* [AIM OF THE TASK]
Reproduce every line unchanged, from the very start of the items down to and including the line that contains "br-candle bbox=[1612, 728, 1617, 730]".

* [EXERCISE MATERIAL]
★ ★ ★
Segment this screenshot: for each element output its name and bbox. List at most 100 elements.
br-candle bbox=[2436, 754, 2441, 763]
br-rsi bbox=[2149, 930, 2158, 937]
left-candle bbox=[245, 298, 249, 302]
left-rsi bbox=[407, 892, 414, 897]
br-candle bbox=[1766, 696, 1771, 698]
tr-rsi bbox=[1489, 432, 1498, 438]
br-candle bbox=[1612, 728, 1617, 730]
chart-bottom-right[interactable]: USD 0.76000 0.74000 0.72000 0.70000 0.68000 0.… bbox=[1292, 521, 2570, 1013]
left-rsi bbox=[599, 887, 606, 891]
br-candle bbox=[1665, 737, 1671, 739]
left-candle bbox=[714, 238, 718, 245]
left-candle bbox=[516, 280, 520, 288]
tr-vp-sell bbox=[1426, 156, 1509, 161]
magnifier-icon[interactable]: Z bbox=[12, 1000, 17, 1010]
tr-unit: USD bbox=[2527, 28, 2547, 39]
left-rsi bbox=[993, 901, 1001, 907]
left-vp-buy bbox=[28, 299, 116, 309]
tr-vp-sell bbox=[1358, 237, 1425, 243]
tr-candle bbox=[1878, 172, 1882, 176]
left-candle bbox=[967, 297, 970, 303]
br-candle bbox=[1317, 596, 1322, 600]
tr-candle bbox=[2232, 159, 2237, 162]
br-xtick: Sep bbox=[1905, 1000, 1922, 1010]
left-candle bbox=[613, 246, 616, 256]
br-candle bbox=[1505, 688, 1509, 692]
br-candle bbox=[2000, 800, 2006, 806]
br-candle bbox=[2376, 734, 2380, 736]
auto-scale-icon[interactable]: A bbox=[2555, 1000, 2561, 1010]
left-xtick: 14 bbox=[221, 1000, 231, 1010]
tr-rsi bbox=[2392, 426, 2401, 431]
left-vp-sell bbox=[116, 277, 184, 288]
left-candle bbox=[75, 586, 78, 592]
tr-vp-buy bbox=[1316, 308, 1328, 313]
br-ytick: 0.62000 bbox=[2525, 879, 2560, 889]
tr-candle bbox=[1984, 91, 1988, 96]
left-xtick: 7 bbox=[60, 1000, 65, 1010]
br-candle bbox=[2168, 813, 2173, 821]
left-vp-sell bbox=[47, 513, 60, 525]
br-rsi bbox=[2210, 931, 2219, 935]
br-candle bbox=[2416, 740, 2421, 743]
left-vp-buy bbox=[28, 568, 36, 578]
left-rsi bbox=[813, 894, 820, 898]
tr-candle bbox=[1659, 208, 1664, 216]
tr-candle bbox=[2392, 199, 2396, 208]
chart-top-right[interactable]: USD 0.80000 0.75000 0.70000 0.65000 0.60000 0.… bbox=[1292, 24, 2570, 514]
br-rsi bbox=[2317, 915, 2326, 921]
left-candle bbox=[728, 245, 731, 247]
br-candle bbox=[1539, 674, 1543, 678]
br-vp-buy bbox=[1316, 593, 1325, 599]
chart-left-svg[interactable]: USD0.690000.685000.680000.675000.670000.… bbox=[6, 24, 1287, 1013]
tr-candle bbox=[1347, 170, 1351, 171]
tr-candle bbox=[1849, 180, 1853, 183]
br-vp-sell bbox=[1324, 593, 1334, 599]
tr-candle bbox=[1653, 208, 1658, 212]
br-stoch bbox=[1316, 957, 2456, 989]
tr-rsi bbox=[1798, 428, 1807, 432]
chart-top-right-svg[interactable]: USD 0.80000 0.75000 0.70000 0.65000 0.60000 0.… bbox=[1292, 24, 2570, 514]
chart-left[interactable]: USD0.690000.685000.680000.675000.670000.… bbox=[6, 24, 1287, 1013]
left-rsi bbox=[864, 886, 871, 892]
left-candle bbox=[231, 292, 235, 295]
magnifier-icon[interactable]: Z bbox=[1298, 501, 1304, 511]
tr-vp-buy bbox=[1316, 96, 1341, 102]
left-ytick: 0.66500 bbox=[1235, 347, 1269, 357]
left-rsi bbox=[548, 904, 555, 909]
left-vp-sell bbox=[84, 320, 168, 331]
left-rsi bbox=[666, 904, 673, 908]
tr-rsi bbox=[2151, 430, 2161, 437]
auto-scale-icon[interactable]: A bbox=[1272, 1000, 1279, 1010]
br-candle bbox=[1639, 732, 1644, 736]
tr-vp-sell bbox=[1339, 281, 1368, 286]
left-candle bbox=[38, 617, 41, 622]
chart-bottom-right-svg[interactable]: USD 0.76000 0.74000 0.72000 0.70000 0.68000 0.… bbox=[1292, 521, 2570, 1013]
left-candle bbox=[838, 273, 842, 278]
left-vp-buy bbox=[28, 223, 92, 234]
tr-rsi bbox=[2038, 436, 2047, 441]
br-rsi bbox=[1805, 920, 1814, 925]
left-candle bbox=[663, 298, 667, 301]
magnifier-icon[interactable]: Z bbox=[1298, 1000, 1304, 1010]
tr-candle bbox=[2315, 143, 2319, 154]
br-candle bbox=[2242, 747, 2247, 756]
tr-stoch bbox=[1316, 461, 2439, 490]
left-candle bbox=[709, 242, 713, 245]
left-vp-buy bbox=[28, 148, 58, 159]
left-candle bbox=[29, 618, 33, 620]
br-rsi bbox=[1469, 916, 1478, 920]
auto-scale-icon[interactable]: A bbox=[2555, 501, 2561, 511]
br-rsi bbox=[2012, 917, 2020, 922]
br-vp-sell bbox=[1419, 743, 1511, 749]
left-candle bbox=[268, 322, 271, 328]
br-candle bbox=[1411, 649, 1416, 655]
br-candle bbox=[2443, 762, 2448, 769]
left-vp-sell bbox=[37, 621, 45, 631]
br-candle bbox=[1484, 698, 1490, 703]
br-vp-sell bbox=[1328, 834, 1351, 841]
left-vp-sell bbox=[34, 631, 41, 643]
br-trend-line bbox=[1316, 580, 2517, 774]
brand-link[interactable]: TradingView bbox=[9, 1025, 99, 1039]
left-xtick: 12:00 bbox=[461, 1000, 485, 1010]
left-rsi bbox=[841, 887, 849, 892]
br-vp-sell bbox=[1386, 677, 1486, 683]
★ ★ ★
* [PROBLEM SOLUTION]
Segment this screenshot: for each element output its name and bbox. List at most 100 elements.
br-candle bbox=[2436, 754, 2441, 763]
br-rsi bbox=[2149, 930, 2158, 937]
left-candle bbox=[245, 298, 249, 302]
left-rsi bbox=[407, 892, 414, 897]
br-candle bbox=[1766, 696, 1771, 698]
tr-rsi bbox=[1489, 432, 1498, 438]
br-candle bbox=[1612, 728, 1617, 730]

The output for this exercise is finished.